§ Provided data
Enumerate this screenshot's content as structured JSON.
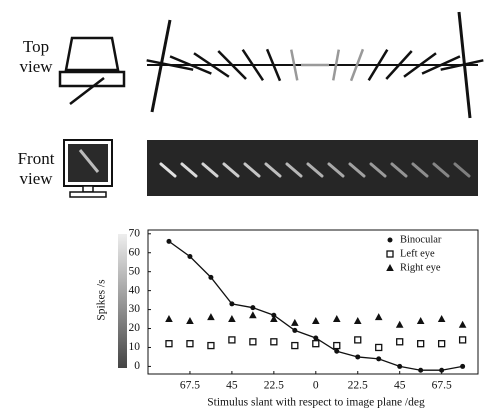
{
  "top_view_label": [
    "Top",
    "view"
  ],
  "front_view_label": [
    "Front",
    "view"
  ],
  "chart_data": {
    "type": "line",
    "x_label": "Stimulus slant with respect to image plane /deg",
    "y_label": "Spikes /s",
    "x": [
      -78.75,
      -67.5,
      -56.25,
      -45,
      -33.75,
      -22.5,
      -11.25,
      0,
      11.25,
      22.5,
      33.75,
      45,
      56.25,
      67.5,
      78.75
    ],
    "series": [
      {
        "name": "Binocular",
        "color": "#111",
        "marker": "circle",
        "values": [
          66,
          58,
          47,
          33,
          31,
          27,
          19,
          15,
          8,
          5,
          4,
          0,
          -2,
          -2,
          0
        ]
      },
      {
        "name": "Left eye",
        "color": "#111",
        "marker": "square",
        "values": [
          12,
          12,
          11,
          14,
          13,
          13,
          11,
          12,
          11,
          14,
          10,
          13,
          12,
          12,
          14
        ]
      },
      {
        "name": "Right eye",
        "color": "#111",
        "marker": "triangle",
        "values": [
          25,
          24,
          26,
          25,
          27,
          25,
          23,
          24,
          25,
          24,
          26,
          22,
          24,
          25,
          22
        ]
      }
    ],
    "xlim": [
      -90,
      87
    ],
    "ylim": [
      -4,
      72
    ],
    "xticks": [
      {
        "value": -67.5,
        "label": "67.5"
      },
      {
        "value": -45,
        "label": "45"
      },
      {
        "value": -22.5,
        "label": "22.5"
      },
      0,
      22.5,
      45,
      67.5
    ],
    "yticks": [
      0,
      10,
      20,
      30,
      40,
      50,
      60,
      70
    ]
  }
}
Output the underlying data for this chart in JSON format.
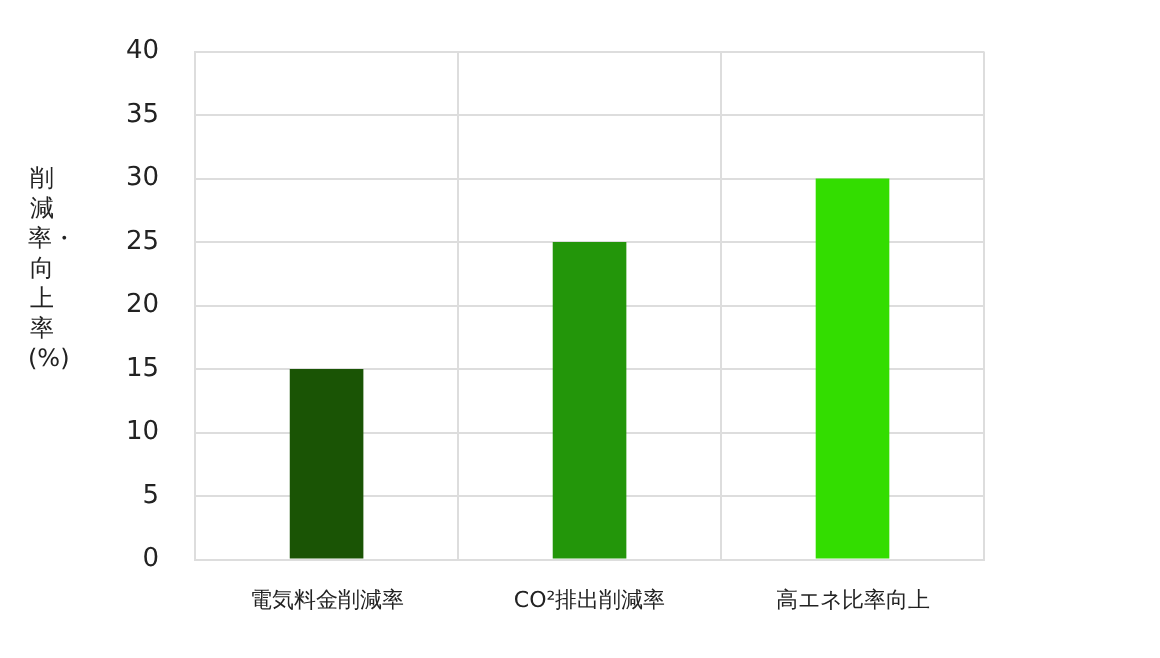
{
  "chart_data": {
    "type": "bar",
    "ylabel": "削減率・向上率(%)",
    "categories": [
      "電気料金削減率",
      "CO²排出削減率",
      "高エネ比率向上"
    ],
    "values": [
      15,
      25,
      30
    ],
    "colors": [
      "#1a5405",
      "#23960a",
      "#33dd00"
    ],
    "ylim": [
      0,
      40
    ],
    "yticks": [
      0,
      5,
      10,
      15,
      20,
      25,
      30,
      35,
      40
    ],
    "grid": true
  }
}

§ What you should do
From the material above, copy each line that includes the word "this".

§ Exercise answer
Enumerate this screenshot's content as structured JSON.
Output the underlying data for this chart in JSON format.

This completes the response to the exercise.